What you need to do:
Every record should be written out exactly, with the pictures left out.

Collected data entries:
────────────────────────────────────────

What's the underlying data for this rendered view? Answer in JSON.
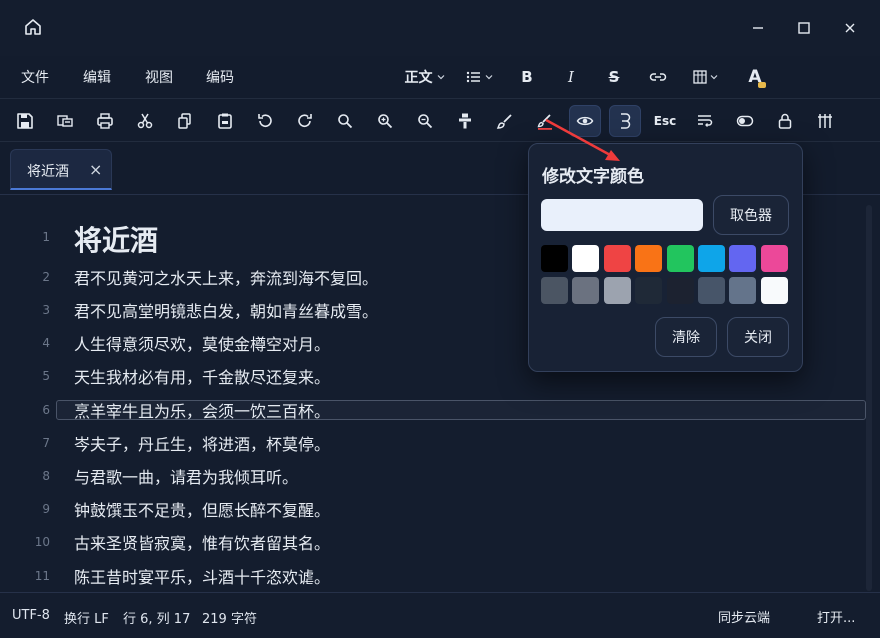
{
  "menu": [
    "文件",
    "编辑",
    "视图",
    "编码"
  ],
  "format": {
    "paragraph_label": "正文",
    "bold_label": "B",
    "italic_label": "I",
    "strike_label": "S",
    "font_color_label": "A",
    "font_color_accent": "#e7b94b"
  },
  "toolbar": {
    "esc_label": "Esc",
    "icons": [
      "save-icon",
      "save-as-icon",
      "print-icon",
      "cut-icon",
      "copy-icon",
      "paste-icon",
      "undo-icon",
      "redo-icon",
      "search-icon",
      "zoom-in-icon",
      "zoom-out-icon",
      "format-painter-icon",
      "brush-icon",
      "text-color-icon",
      "eye-icon",
      "bracket-icon",
      "esc-icon",
      "wrap-icon",
      "toggle-icon",
      "lock-icon",
      "columns-icon"
    ]
  },
  "tab": {
    "label": "将近酒",
    "close": "×"
  },
  "editor": {
    "lines": [
      {
        "num": "1",
        "text": "将近酒"
      },
      {
        "num": "2",
        "text": "君不见黄河之水天上来，奔流到海不复回。"
      },
      {
        "num": "3",
        "text": "君不见高堂明镜悲白发，朝如青丝暮成雪。"
      },
      {
        "num": "4",
        "text": "人生得意须尽欢，莫使金樽空对月。"
      },
      {
        "num": "5",
        "text": "天生我材必有用，千金散尽还复来。"
      },
      {
        "num": "6",
        "text": "烹羊宰牛且为乐，会须一饮三百杯。"
      },
      {
        "num": "7",
        "text": "岑夫子，丹丘生，将进酒，杯莫停。"
      },
      {
        "num": "8",
        "text": "与君歌一曲，请君为我倾耳听。"
      },
      {
        "num": "9",
        "text": "钟鼓馔玉不足贵，但愿长醉不复醒。"
      },
      {
        "num": "10",
        "text": "古来圣贤皆寂寞，惟有饮者留其名。"
      },
      {
        "num": "11",
        "text": "陈王昔时宴平乐，斗酒十千恣欢谑。"
      }
    ]
  },
  "status": {
    "encoding": "UTF-8",
    "line_ending": "换行 LF",
    "position": "行 6, 列 17",
    "char_count": "219 字符",
    "sync_label": "同步云端",
    "open_label": "打开..."
  },
  "color_popup": {
    "title": "修改文字颜色",
    "picker_label": "取色器",
    "clear_label": "清除",
    "close_label": "关闭",
    "input_value": "",
    "swatches_row1": [
      "#000000",
      "#ffffff",
      "#ef4444",
      "#f97316",
      "#22c55e",
      "#0ea5e9",
      "#6366f1",
      "#ec4899"
    ],
    "swatches_row2": [
      "#4b5563",
      "#6b7280",
      "#9ca3af",
      "#1f2937",
      "#1c2230",
      "#475569",
      "#64748b",
      "#f8fafc"
    ]
  }
}
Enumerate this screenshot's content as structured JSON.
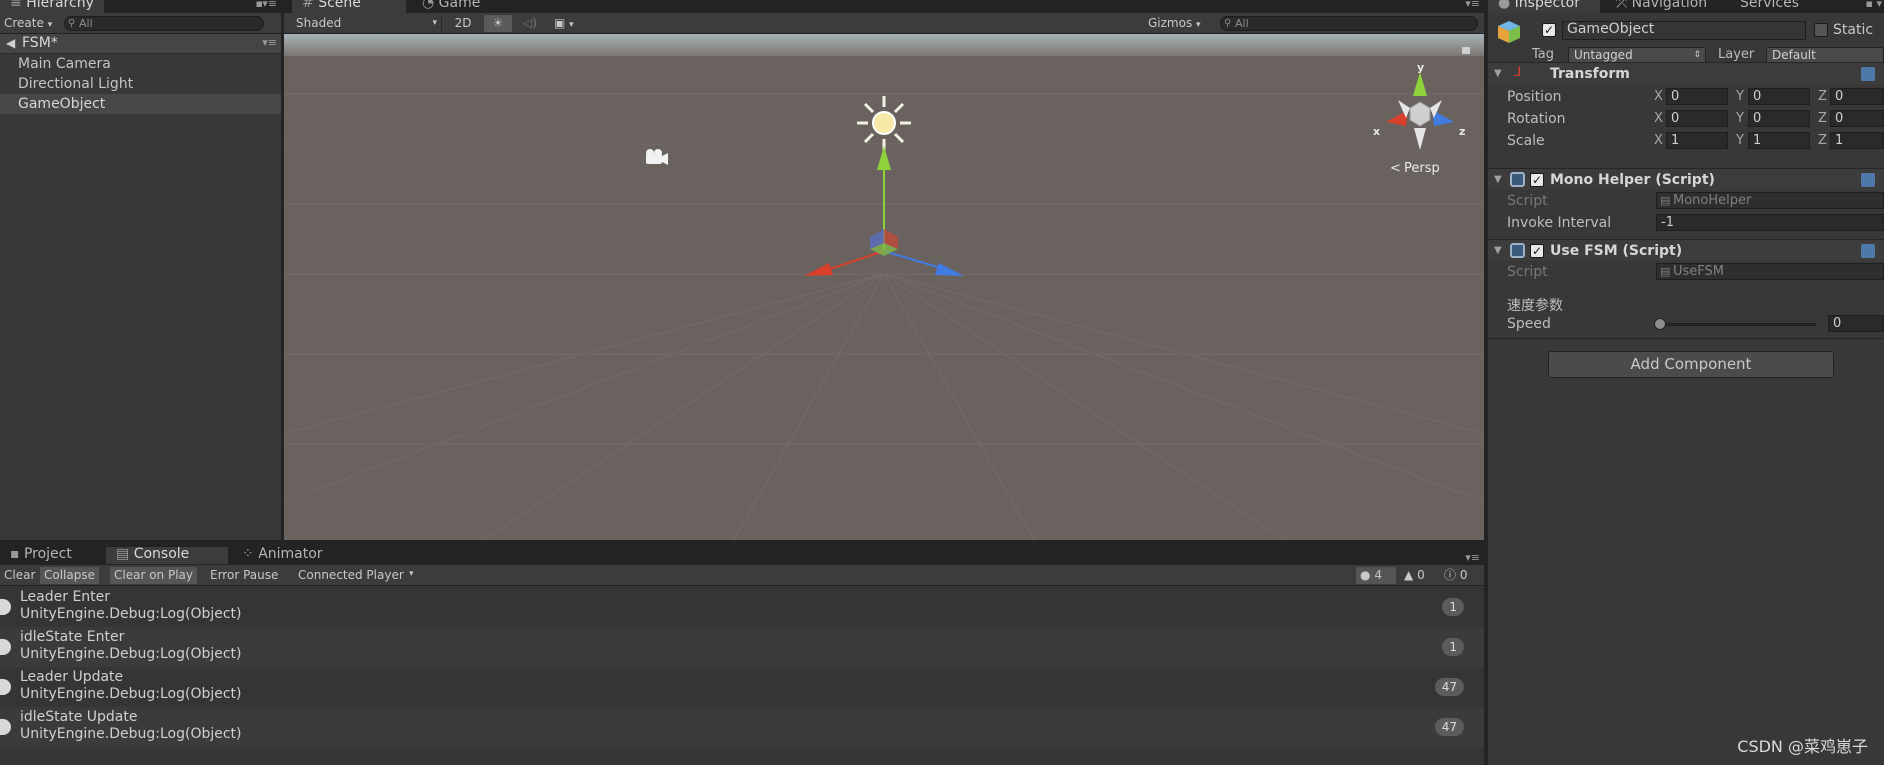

────────────────────────────────────────

Task result:
What's the underlying data for this rendered view? Answer in JSON.
{
  "menu": [
    "文件",
    "编辑",
    "视图",
    "编码"
  ],
  "format": {
    "paragraph_label": "正文",
    "bold_label": "B",
    "italic_label": "I",
    "strike_label": "S",
    "font_color_label": "A",
    "font_color_accent": "#e7b94b"
  },
  "toolbar": {
    "esc_label": "Esc",
    "icons": [
      "save-icon",
      "save-as-icon",
      "print-icon",
      "cut-icon",
      "copy-icon",
      "paste-icon",
      "undo-icon",
      "redo-icon",
      "search-icon",
      "zoom-in-icon",
      "zoom-out-icon",
      "format-painter-icon",
      "brush-icon",
      "text-color-icon",
      "eye-icon",
      "bracket-icon",
      "esc-icon",
      "wrap-icon",
      "toggle-icon",
      "lock-icon",
      "columns-icon"
    ]
  },
  "tab": {
    "label": "将近酒",
    "close": "×"
  },
  "editor": {
    "lines": [
      {
        "num": "1",
        "text": "将近酒"
      },
      {
        "num": "2",
        "text": "君不见黄河之水天上来，奔流到海不复回。"
      },
      {
        "num": "3",
        "text": "君不见高堂明镜悲白发，朝如青丝暮成雪。"
      },
      {
        "num": "4",
        "text": "人生得意须尽欢，莫使金樽空对月。"
      },
      {
        "num": "5",
        "text": "天生我材必有用，千金散尽还复来。"
      },
      {
        "num": "6",
        "text": "烹羊宰牛且为乐，会须一饮三百杯。"
      },
      {
        "num": "7",
        "text": "岑夫子，丹丘生，将进酒，杯莫停。"
      },
      {
        "num": "8",
        "text": "与君歌一曲，请君为我倾耳听。"
      },
      {
        "num": "9",
        "text": "钟鼓馔玉不足贵，但愿长醉不复醒。"
      },
      {
        "num": "10",
        "text": "古来圣贤皆寂寞，惟有饮者留其名。"
      },
      {
        "num": "11",
        "text": "陈王昔时宴平乐，斗酒十千恣欢谑。"
      }
    ]
  },
  "status": {
    "encoding": "UTF-8",
    "line_ending": "换行 LF",
    "position": "行 6, 列 17",
    "char_count": "219 字符",
    "sync_label": "同步云端",
    "open_label": "打开..."
  },
  "color_popup": {
    "title": "修改文字颜色",
    "picker_label": "取色器",
    "clear_label": "清除",
    "close_label": "关闭",
    "input_value": "",
    "swatches_row1": [
      "#000000",
      "#ffffff",
      "#ef4444",
      "#f97316",
      "#22c55e",
      "#0ea5e9",
      "#6366f1",
      "#ec4899"
    ],
    "swatches_row2": [
      "#4b5563",
      "#6b7280",
      "#9ca3af",
      "#1f2937",
      "#1c2230",
      "#475569",
      "#64748b",
      "#f8fafc"
    ]
  }
}
Enumerate this screenshot's content as structured JSON.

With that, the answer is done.